What to produce
All of the data must be printed exactly; please include every line.

..........

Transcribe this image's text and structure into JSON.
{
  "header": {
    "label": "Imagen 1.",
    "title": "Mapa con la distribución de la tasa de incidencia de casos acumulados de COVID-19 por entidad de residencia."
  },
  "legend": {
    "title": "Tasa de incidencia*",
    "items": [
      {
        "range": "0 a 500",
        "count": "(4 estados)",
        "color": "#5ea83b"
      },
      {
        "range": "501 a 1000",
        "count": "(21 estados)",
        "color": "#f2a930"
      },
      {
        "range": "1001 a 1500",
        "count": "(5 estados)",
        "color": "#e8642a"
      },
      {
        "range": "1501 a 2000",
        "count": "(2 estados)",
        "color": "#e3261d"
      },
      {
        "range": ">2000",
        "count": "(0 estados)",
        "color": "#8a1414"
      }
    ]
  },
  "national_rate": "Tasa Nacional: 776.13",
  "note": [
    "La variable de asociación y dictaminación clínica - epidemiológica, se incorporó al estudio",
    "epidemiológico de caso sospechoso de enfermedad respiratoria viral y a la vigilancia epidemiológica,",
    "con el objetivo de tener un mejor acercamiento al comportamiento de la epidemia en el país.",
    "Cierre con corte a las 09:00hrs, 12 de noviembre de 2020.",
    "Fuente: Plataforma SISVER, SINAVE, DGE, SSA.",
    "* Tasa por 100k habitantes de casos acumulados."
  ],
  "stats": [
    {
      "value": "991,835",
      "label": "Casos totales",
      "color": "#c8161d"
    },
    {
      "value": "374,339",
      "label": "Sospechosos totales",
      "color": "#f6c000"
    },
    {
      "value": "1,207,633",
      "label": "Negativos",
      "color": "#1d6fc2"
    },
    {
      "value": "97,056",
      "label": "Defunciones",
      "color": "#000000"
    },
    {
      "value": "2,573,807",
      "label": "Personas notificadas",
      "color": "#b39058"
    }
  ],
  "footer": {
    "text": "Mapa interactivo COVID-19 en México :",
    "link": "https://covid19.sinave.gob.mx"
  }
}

..........

Your solution
Transcribe this image's text and structure into JSON.
{
  "header": {
    "label": "Imagen 1.",
    "title": "Mapa con la distribución de la tasa de incidencia de casos acumulados de COVID-19 por entidad de residencia."
  },
  "legend": {
    "title": "Tasa de incidencia*",
    "items": [
      {
        "range": "0 a 500",
        "count": "(4 estados)",
        "color": "#5ea83b"
      },
      {
        "range": "501 a 1000",
        "count": "(21 estados)",
        "color": "#f2a930"
      },
      {
        "range": "1001 a 1500",
        "count": "(5 estados)",
        "color": "#e8642a"
      },
      {
        "range": "1501 a 2000",
        "count": "(2 estados)",
        "color": "#e3261d"
      },
      {
        "range": ">2000",
        "count": "(0 estados)",
        "color": "#8a1414"
      }
    ]
  },
  "national_rate": "Tasa Nacional: 776.13",
  "note": [
    "La variable de asociación y dictaminación clínica - epidemiológica, se incorporó al estudio",
    "epidemiológico de caso sospechoso de enfermedad respiratoria viral y a la vigilancia epidemiológica,",
    "con el objetivo de tener un mejor acercamiento al comportamiento de la epidemia en el país.",
    "Cierre con corte a las 09:00hrs, 12 de noviembre de 2020.",
    "Fuente: Plataforma SISVER, SINAVE, DGE, SSA.",
    "* Tasa por 100k habitantes de casos acumulados."
  ],
  "stats": [
    {
      "value": "991,835",
      "label": "Casos totales",
      "color": "#c8161d"
    },
    {
      "value": "374,339",
      "label": "Sospechosos totales",
      "color": "#f6c000"
    },
    {
      "value": "1,207,633",
      "label": "Negativos",
      "color": "#1d6fc2"
    },
    {
      "value": "97,056",
      "label": "Defunciones",
      "color": "#000000"
    },
    {
      "value": "2,573,807",
      "label": "Personas notificadas",
      "color": "#b39058"
    }
  ],
  "footer": {
    "text": "Mapa interactivo COVID-19 en México :",
    "link": "https://covid19.sinave.gob.mx"
  }
}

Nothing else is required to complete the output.